[Americana] [Franklin, Benjamin] Prince, Thomas, and Joseph Sewall, and Cotton Mather, and Ebenezer Pemberton. A Sermon Delivered by Thomas Prince, M. A. on Wensday, October 1, 1718. At His Ordination, to the Pastoral Charge of the South Church in...
[Americana] [Franklin, Benjamin] Prince, Thomas, and Joseph Sewall, and Cotton Mather, and Ebenezer Pemberton.
A Sermon Delivered by Thomas Prince, M. A. on Wensday, October 1, 1718. At His Ordination, to the Pastoral Charge of the South Church in Boston, N. E. in Conjunction with the Reverend Mr. Joseph Sewall. Together with The Charge, by the Reverend Increase Mather, D. D. and a Copy of What was Said at Giving the Right Hand of Fellowship: By the Reverend Cotton Mather, D. D. To which is Added, A Discourse of the Validity of Ordination by the Hands of Presbyters, Previous to Mr. Sewall's on September 16, 1713. By the Late Reverend and Learned Mr. Ebenezer Pemberton, Pastor of the Same Church
Boston: Printed by J. Franklin for S. Gerrish, 1718. First edition. 8vo. (viii), 76; (iv), 15, (1) pp. Modern three-quarter blue levant over blue linen-covered boards, stamped in gilt, boards slightly bowed; edges untrimmed; scattered very small chipping and wear along text edges; a few bottom corners repaired; very minor scattered spotting to text. Campbell X1b; Dexter, Congregationalism 2743. Evans 1996; Holmes, Cotton Mather 332; Increase Mather 23; Sabin 65613; Stevens, Bibliotheca Americana 1795; Streeter II: 668
One of the first two books printed during a twelve-year-old Benjamin Franklin's apprenticeship at his brother's printing shop.
In 1717, a 20-year-old James Franklin (1697-1735), the printer of the present book, returned to the British Province of Massachusetts Bay after having spent several years in London learning the trade of printing. He brought back to Boston a printing press and printer's type, and opened his own shop on Queen Street. He found cheap labor in the form of his twelve-year-old brother, Benjamin, who began a nine-year term in 1718 with him, as a printer's apprentice. It was an arrangement that only lasted five years before Benjamin struck out for Philadelphia.
● ● ● ● ● ● ●
--- REQUIRED WORK ---
(a) According to the description of the 1718 Thomas Prince sermon, on what street did James Franklin open his printing shop in Boston?
(b) Carry on the rare-book description of the 1718 Thomas Prince sermon, picking up after its final sentence.

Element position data
● ● ● ● ● ● ●
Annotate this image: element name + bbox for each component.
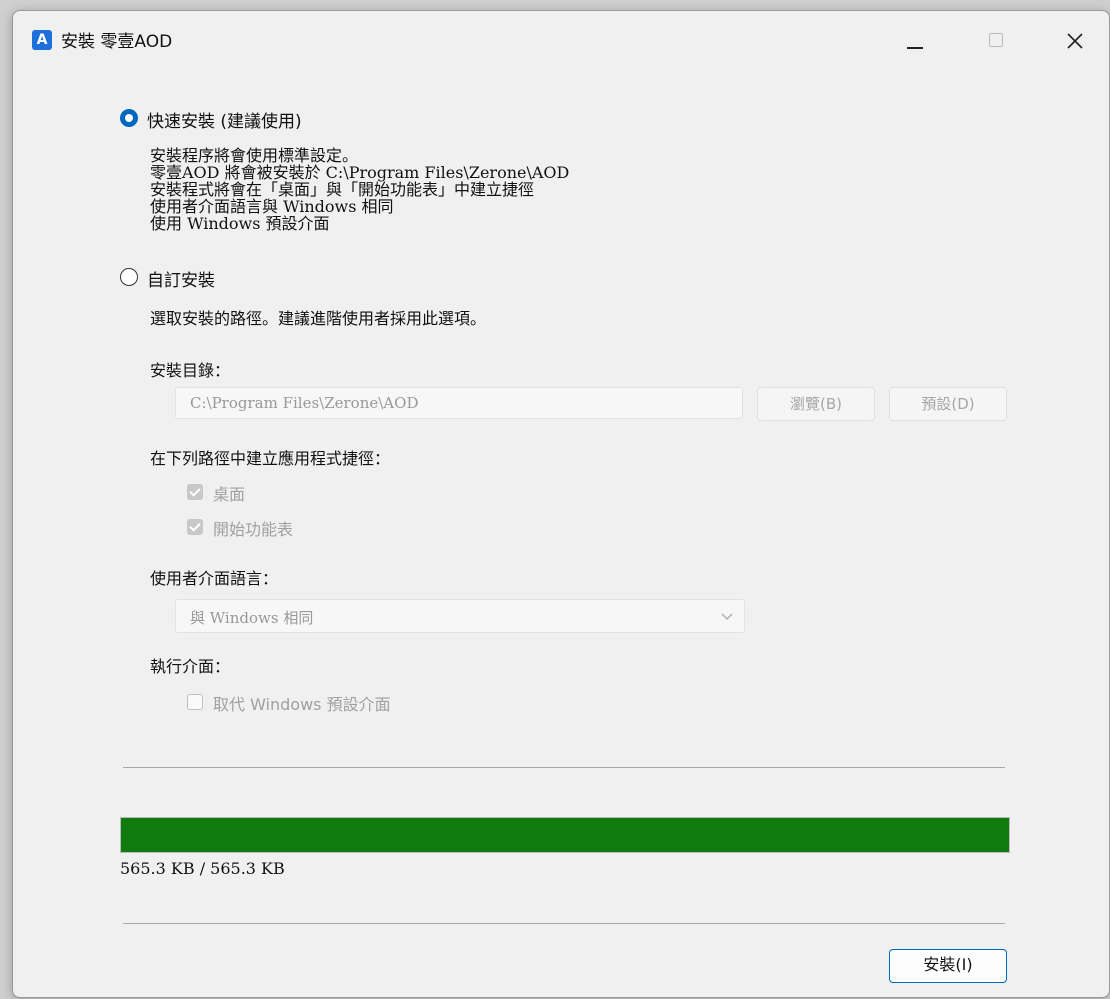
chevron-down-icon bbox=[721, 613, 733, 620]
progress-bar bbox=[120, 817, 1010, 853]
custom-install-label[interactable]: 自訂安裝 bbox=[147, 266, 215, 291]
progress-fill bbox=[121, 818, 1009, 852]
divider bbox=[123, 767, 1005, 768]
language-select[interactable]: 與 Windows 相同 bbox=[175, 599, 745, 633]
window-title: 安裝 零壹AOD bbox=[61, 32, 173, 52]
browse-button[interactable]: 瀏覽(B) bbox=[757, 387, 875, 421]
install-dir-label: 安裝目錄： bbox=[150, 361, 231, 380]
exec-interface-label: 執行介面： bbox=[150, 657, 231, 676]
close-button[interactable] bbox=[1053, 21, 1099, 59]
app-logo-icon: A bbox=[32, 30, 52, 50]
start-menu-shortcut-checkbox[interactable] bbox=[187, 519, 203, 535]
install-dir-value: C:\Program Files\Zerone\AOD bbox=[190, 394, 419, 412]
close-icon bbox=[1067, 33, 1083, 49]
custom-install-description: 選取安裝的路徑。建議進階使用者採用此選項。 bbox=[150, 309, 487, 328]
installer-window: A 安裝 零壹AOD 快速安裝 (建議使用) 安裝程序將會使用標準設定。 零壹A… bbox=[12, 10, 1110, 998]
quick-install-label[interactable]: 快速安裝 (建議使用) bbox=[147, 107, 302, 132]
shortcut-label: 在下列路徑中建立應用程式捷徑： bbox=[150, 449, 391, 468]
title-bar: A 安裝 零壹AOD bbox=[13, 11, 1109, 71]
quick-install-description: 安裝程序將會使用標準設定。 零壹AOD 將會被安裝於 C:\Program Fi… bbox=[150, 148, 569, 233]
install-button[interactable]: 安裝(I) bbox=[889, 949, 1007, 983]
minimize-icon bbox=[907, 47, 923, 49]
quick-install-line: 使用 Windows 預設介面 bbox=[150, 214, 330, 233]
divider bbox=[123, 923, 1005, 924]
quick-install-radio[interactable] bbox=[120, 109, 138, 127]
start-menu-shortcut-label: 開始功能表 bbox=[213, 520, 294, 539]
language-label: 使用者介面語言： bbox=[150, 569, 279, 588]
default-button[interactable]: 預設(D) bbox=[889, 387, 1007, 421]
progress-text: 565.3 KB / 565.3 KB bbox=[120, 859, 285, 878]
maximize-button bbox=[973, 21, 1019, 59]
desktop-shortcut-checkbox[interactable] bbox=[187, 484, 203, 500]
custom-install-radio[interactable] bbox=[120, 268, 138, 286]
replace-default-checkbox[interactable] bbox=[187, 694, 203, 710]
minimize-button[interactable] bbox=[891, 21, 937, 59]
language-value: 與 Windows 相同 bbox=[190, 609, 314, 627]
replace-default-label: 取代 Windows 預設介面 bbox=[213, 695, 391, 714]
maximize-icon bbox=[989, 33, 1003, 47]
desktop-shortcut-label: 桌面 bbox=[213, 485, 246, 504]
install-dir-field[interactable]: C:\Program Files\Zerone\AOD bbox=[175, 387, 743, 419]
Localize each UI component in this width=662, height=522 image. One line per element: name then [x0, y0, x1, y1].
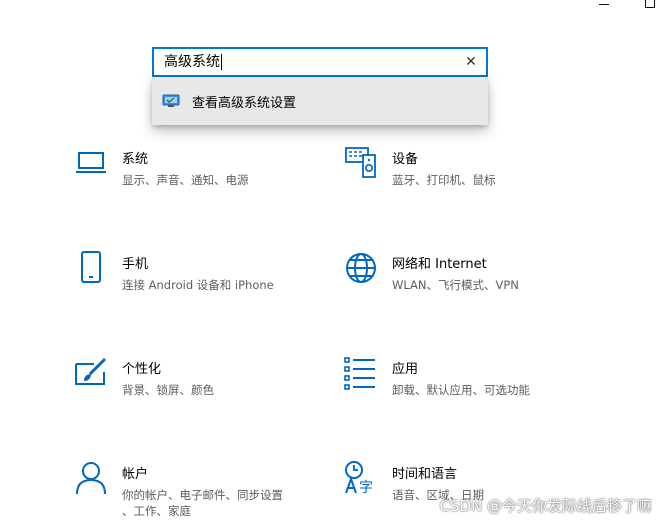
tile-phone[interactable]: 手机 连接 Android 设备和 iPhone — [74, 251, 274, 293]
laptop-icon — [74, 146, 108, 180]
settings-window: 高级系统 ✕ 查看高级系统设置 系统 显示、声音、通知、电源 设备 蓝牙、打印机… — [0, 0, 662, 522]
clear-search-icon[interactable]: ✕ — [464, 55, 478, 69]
● ● ● ● ● ● ●
--- ANSWERS IN ORDER ---
(a) Queen Street

(b)
The present work is one of the first two books to carry the J. Franklin imprint, the other being a re-printing of Theophilus Dorrington's A Familiar Guide to the Right and Profitable Receiving of the Lord's Supper (1718). It has not been conclusively determined which of these two titles was published first, though the current work had to have been printed after November 10, 1718, as that is the date of Benjamin Colman's preface to Ebenezer Pemberton's "Discourse." As no definitive order is known, the present work must share with the Dorrington reprint the honor of being the first book publication during Benjamin Franklin's printing apprenticeship. It is then the first original, non-reprinted book to be published by James Franklin, with the help of his apprentice.
A 1946 Goodspeed auction record asserts it was young Benjamin who set the type. If so, it would have been he who set the exuberant woodcut printer's ornaments, head-pieces, and historiated initials seen in this example.
According to RBH, this is the first copy of this work to be offered at auction since the Laird U. Park, Jr. sale in 2000, and only the second copy since the Streeter sale in 1967.
This lot is located in Philadelphia.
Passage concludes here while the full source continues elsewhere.